[Part of a data file]
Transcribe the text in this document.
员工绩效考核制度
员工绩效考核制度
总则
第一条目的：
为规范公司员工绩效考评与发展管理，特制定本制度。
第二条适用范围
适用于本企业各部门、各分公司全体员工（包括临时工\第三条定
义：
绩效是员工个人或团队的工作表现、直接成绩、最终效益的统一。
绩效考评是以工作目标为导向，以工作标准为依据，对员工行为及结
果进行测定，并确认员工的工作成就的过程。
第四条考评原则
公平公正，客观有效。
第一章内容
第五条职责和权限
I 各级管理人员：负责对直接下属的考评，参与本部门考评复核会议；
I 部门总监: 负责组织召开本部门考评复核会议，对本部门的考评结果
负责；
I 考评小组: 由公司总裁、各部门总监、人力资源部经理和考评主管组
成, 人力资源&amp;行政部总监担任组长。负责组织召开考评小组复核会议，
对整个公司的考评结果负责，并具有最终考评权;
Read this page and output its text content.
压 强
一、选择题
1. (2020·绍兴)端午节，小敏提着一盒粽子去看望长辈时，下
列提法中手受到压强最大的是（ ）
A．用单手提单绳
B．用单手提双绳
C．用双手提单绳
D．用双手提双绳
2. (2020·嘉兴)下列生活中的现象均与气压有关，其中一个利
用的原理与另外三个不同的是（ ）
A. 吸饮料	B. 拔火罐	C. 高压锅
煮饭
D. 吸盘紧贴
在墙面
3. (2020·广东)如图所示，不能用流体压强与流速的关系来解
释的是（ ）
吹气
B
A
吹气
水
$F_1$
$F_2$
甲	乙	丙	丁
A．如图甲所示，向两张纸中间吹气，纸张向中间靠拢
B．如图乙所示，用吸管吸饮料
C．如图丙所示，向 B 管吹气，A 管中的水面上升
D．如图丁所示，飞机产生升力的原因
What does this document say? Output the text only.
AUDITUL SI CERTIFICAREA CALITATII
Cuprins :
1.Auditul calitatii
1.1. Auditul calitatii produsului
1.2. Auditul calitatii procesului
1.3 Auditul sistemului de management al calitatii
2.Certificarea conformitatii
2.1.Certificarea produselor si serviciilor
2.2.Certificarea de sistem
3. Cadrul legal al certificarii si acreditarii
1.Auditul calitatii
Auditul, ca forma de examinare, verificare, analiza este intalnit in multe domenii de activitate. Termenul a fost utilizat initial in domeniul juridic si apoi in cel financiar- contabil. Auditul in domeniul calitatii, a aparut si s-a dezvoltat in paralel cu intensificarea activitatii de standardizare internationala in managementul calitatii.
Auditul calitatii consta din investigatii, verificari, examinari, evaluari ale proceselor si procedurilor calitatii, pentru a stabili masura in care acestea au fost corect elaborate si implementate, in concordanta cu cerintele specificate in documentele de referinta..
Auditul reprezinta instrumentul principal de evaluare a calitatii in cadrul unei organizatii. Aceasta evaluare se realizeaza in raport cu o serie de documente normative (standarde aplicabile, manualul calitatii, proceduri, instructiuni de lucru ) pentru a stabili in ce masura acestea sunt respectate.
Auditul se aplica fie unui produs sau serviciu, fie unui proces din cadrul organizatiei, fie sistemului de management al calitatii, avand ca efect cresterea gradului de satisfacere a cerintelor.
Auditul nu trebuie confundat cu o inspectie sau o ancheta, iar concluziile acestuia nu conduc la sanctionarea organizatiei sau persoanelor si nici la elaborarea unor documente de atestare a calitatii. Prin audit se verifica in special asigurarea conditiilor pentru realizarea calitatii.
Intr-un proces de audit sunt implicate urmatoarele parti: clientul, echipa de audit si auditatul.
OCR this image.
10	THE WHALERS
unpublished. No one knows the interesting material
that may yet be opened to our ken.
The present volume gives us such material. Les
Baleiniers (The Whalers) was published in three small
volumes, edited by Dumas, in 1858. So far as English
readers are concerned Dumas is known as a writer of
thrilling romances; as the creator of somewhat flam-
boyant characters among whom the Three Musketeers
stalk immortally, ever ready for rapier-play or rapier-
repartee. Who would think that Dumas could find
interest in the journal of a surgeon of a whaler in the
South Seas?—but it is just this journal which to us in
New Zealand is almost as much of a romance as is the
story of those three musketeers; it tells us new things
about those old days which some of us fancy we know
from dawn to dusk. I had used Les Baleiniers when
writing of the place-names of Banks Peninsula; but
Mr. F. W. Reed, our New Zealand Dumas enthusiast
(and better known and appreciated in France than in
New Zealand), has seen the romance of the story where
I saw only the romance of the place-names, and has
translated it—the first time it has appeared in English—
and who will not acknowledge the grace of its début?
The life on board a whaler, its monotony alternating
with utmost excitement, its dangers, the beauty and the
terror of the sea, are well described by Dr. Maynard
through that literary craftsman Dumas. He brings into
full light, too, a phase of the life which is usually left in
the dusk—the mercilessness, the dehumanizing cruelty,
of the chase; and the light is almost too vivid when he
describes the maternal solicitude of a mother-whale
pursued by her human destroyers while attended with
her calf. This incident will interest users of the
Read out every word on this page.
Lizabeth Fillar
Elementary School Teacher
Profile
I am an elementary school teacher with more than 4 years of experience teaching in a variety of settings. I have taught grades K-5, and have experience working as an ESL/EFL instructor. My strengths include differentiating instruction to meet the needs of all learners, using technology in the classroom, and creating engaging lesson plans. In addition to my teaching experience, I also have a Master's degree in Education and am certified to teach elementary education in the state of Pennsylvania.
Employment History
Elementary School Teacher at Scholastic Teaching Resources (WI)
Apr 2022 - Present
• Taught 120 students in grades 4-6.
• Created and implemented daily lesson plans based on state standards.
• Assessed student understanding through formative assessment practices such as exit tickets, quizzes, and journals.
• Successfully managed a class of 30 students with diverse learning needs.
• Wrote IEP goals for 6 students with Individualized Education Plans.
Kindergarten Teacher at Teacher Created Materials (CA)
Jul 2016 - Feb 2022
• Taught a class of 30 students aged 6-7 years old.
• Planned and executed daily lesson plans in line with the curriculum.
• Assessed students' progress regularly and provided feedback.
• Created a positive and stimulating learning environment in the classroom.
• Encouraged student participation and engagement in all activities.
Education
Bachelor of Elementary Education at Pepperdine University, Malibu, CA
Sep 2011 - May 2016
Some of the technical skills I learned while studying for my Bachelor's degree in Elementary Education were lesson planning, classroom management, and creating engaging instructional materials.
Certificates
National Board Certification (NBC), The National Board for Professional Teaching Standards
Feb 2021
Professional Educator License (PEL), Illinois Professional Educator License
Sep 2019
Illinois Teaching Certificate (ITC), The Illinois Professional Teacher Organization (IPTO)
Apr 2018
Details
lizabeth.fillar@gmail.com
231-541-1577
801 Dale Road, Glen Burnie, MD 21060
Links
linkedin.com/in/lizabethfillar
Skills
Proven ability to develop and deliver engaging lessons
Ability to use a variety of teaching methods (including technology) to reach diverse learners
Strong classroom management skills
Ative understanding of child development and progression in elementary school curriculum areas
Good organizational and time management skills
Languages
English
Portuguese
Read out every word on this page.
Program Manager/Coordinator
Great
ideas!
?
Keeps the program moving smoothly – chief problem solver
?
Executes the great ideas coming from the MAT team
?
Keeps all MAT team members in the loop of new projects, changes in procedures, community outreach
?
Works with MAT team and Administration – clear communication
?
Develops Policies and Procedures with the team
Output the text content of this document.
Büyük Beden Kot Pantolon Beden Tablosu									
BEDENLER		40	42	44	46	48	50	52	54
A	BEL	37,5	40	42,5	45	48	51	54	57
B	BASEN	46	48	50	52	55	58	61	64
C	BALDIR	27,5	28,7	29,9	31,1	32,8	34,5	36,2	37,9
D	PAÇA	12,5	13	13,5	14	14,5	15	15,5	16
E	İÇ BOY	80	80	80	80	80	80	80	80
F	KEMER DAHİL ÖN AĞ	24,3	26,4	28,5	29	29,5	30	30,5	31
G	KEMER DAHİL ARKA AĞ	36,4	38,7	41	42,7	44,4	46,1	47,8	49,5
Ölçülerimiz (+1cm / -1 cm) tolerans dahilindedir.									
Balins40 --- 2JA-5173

▸ Written exercise
Tally how many lines of the records hold the word "Dumas". Answer with the number only.

▸ Finished exercise
5